--- Input rows ---
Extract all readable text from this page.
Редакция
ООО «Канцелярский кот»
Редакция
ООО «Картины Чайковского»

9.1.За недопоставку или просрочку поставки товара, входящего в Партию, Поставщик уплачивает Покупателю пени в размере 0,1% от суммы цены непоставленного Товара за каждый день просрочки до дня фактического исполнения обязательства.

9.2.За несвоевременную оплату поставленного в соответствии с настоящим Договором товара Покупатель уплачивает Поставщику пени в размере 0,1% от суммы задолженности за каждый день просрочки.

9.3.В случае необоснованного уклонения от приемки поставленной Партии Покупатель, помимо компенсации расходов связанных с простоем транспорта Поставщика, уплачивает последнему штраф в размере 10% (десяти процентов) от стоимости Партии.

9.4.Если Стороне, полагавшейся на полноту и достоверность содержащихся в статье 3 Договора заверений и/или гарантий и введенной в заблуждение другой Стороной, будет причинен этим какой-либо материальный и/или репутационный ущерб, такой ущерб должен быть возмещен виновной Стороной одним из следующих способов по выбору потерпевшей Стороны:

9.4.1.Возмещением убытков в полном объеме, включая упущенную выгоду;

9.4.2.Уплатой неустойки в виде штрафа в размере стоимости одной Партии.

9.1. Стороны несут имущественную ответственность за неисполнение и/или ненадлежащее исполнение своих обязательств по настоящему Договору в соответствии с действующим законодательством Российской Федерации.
---
◆ **Exercise**:
Look through the entries above; copy every line holding the string "уплачивает".

◆ **Task solution**:
9.1.За недопоставку или просрочку поставки товара, входящего в Партию, Поставщик уплачивает Покупателю пени в размере 0,1% от суммы цены непоставленного Товара за каждый день просрочки до дня фактического исполнения обязательства.
9.2.За несвоевременную оплату поставленного в соответствии с настоящим Договором товара Покупатель уплачивает Поставщику пени в размере 0,1% от суммы задолженности за каждый день просрочки.
9.3.В случае необоснованного уклонения от приемки поставленной Партии Покупатель, помимо компенсации расходов связанных с простоем транспорта Поставщика, уплачивает последнему штраф в размере 10% (десяти процентов) от стоимости Партии.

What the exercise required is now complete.